##### Dataset content #####

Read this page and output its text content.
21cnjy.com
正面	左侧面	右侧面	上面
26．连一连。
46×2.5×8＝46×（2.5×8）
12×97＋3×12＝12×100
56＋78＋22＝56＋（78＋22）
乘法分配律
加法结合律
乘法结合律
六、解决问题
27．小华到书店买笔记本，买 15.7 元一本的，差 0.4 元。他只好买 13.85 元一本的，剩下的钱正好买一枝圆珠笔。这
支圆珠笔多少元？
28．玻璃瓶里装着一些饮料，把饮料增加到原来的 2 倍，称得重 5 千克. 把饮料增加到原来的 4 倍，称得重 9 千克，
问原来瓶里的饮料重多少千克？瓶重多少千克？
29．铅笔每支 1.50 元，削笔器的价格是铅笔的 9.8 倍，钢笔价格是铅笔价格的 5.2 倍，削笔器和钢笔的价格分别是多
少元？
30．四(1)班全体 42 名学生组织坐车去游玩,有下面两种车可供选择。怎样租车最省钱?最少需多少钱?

#####
##### Dataset content #####

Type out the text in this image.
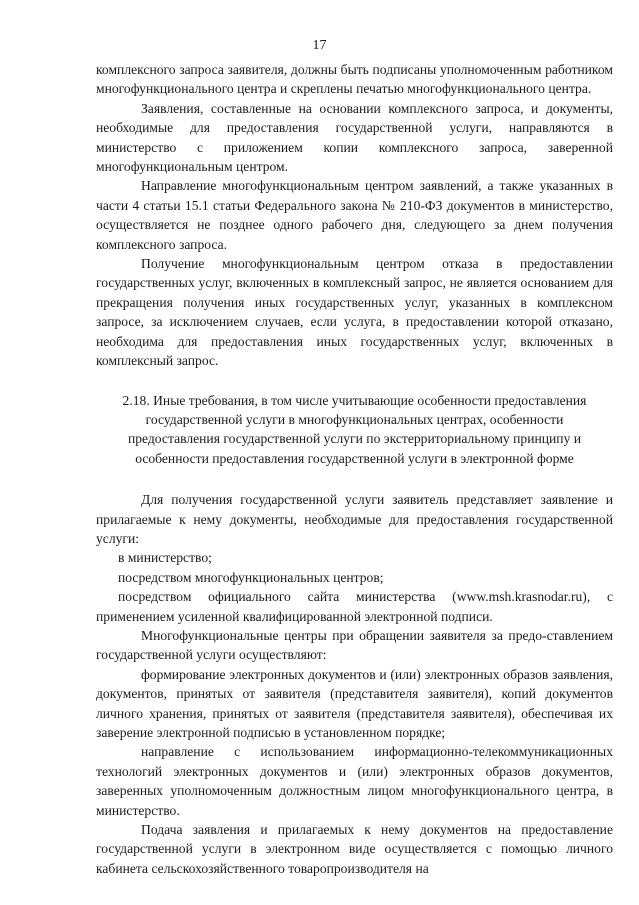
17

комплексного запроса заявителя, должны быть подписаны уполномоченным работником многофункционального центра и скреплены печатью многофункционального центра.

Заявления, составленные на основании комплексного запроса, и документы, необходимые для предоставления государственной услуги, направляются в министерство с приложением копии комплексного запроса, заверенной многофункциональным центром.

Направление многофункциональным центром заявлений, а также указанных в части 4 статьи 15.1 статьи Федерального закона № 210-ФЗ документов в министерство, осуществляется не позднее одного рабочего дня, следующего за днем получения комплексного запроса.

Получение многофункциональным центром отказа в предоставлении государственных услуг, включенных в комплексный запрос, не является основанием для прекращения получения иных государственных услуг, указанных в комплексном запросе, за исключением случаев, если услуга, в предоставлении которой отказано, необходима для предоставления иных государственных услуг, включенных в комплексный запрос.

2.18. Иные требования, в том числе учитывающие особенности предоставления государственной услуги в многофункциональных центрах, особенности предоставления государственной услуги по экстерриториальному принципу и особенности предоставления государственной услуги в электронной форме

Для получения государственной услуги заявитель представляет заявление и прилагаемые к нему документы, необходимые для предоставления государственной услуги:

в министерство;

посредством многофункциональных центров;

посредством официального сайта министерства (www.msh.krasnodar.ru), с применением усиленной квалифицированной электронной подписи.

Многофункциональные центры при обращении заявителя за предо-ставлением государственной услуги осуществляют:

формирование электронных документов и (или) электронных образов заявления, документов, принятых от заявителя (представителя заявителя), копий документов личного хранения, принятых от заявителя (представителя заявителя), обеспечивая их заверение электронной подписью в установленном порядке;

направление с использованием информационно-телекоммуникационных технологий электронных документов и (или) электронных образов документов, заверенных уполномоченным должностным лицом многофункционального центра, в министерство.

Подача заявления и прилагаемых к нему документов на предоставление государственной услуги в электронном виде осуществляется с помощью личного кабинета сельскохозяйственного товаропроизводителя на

#####

Set problem -
Pick out, from the lines above, every one that contains the string "посредством".

Written answer -
посредством многофункциональных центров;
посредством официального сайта министерства (www.msh.krasnodar.ru), с применением усиленной квалифицированной электронной подписи.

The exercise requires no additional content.